To do =
Scan the material below for the string "расчетный", and copy every line where it shows up.

::::::::

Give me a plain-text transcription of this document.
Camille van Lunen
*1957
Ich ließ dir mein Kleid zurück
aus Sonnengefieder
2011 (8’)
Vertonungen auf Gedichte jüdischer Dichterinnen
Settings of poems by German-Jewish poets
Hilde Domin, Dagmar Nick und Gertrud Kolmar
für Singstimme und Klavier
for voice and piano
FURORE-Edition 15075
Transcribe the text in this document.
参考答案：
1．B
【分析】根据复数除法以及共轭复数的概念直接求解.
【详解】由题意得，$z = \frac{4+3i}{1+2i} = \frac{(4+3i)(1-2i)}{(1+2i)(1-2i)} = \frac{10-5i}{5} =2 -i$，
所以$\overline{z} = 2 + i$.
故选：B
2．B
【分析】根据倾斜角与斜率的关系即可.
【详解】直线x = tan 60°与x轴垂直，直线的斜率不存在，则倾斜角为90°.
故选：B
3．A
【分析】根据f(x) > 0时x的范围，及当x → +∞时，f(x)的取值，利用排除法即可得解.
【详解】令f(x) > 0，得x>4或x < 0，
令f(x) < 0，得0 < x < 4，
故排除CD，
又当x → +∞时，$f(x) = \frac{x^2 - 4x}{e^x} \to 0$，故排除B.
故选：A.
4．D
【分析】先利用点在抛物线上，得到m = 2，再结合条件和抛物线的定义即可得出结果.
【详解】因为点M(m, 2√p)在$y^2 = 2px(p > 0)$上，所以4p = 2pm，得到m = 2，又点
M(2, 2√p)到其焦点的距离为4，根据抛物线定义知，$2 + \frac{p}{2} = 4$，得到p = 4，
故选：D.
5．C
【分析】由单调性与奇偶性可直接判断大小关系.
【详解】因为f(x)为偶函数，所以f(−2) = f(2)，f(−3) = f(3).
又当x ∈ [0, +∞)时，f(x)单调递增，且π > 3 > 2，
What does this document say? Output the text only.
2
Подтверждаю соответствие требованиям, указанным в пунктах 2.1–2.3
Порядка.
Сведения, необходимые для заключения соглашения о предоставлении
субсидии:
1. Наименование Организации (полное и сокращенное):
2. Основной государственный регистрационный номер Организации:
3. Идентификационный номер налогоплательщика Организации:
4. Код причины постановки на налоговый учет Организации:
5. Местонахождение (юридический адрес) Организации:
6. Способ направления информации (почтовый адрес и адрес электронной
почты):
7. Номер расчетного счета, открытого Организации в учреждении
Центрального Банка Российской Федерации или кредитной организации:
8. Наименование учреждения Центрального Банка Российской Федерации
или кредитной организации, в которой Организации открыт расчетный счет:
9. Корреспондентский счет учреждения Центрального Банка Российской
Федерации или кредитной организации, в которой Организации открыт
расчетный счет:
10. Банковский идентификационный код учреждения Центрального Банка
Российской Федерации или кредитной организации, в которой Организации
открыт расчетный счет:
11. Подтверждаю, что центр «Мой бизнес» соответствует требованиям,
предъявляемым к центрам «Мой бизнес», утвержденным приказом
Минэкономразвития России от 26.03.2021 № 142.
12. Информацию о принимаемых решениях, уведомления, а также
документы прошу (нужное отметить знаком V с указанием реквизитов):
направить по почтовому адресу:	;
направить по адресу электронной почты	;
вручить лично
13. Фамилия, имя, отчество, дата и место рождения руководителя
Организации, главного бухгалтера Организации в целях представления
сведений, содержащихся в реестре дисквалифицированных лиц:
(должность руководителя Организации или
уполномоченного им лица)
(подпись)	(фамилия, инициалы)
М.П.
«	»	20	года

::::::::

Final result =
или кредитной организации, в которой Организации открыт расчетный счет:
расчетный счет:
открыт расчетный счет:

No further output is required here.